** Dataset items **
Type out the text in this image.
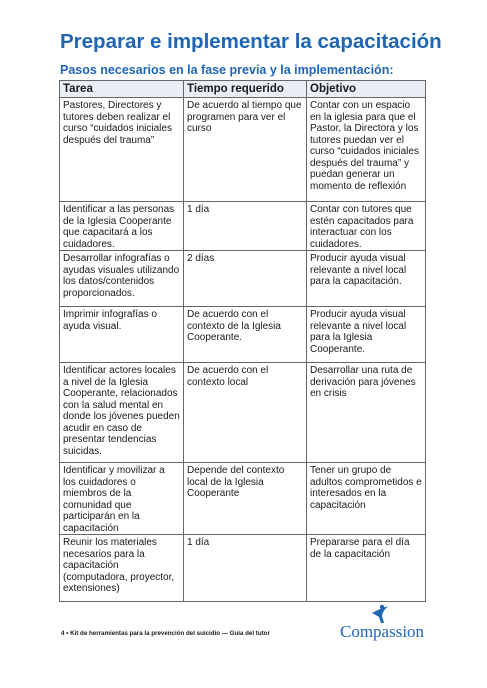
Preparar e implementar la capacitación
Pasos necesarios en la fase previa y la implementación:
Tarea	Tiempo requerido	Objetivo
Pastores, Directores y tutores deben realizar el curso “cuidados iniciales después del trauma”	De acuerdo al tiempo que programen para ver el curso	Contar con un espacio en la iglesia para que el Pastor, la Directora y los tutores puedan ver el curso “cuidados iniciales después del trauma” y puedan generar un momento de reflexión
Identificar a las personas de la Iglesia Cooperante que capacitará a los cuidadores.	1 día	Contar con tutores que estén capacitados para interactuar con los cuidadores.
Desarrollar infografías o ayudas visuales utilizando los datos/contenidos proporcionados.	2 días	Producir ayuda visual relevante a nivel local para la capacitación.
Imprimir infografías o ayuda visual.	De acuerdo con el contexto de la Iglesia Cooperante.	Producir ayuda visual relevante a nivel local para la Iglesia Cooperante.
Identificar actores locales a nivel de la Iglesia Cooperante, relacionados con la salud mental en donde los jóvenes pueden acudir en caso de presentar tendencias suicidas.	De acuerdo con el contexto local	Desarrollar una ruta de derivación para jóvenes en crisis
Identificar y movilizar a los cuidadores o miembros de la comunidad que participarán en la capacitación	Depende del contexto local de la Iglesia Cooperante	Tener un grupo de adultos comprometidos e interesados en la capacitación
Reunir los materiales necesarios para la capacitación (computadora, proyector, extensiones)	1 día	Prepararse para el día de la capacitación
4 • Kit de herramientas para la prevención del suicidio — Guía del tutor	Compassion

** Written exercise **
Using the records above, retype everything exactly except the pictures.

** Finished exercise **
Type out the text in this image.
Preparar e implementar la capacitación
Pasos necesarios en la fase previa y la implementación:
Tarea	Tiempo requerido	Objetivo
Pastores, Directores y tutores deben realizar el curso “cuidados iniciales después del trauma”	De acuerdo al tiempo que programen para ver el curso	Contar con un espacio en la iglesia para que el Pastor, la Directora y los tutores puedan ver el curso “cuidados iniciales después del trauma” y puedan generar un momento de reflexión
Identificar a las personas de la Iglesia Cooperante que capacitará a los cuidadores.	1 día	Contar con tutores que estén capacitados para interactuar con los cuidadores.
Desarrollar infografías o ayudas visuales utilizando los datos/contenidos proporcionados.	2 días	Producir ayuda visual relevante a nivel local para la capacitación.
Imprimir infografías o ayuda visual.	De acuerdo con el contexto de la Iglesia Cooperante.	Producir ayuda visual relevante a nivel local para la Iglesia Cooperante.
Identificar actores locales a nivel de la Iglesia Cooperante, relacionados con la salud mental en donde los jóvenes pueden acudir en caso de presentar tendencias suicidas.	De acuerdo con el contexto local	Desarrollar una ruta de derivación para jóvenes en crisis
Identificar y movilizar a los cuidadores o miembros de la comunidad que participarán en la capacitación	Depende del contexto local de la Iglesia Cooperante	Tener un grupo de adultos comprometidos e interesados en la capacitación
Reunir los materiales necesarios para la capacitación (computadora, proyector, extensiones)	1 día	Prepararse para el día de la capacitación
4 • Kit de herramientas para la prevención del suicidio — Guía del tutor	Compassion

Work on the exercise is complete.